To be done: Skip the pictures and repeat each line of the data exactly.

[Stored records]
********

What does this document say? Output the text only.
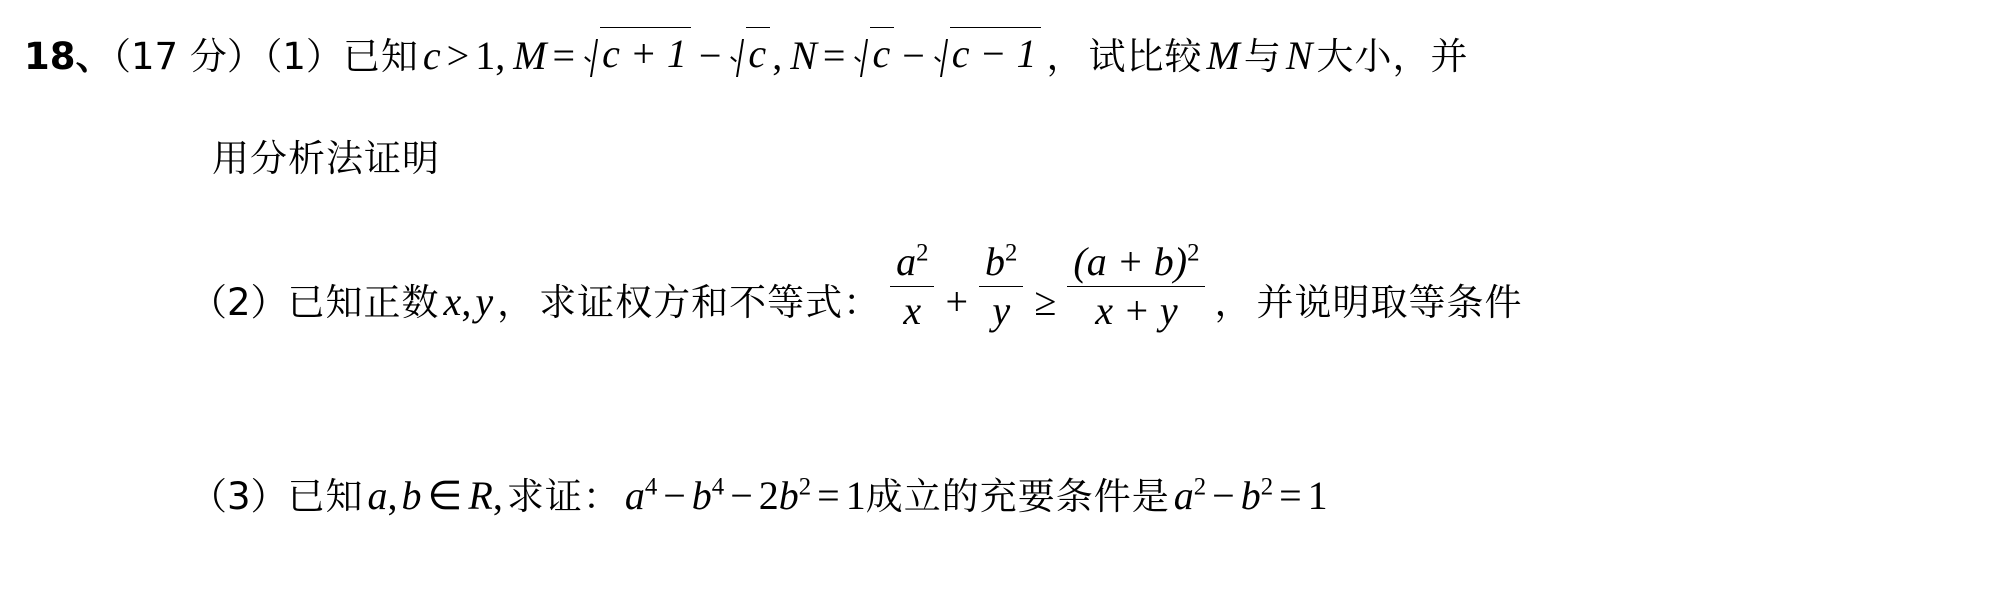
18、（17 分）（1）已知 c > 1, M = c + 1 − c , N = c − c − 1 ， 试比较 M 与 N 大小，并
用分析法证明
（2）已知正数 x, y ， 求证权方和不等式： $\frac{a^2}{x} + \frac{b^2}{y} \ge \frac{(a + b)^2}{x + y}$ ， 并说明取等条件
（3）已知 a, b ∈ R, 求证： $a^4 - b^4 - 2b^2 = 1$成立的充要条件是 $a^2 - b^2 = 1$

********

Solution for this exercise:
What does this document say? Output the text only.
18、（17 分）（1）已知 c > 1, M = c + 1 − c , N = c − c − 1 ， 试比较 M 与 N 大小，并
用分析法证明
（2）已知正数 x, y ， 求证权方和不等式： $\frac{a^2}{x} + \frac{b^2}{y} \ge \frac{(a + b)^2}{x + y}$ ， 并说明取等条件
（3）已知 a, b ∈ R, 求证： $a^4 - b^4 - 2b^2 = 1$成立的充要条件是 $a^2 - b^2 = 1$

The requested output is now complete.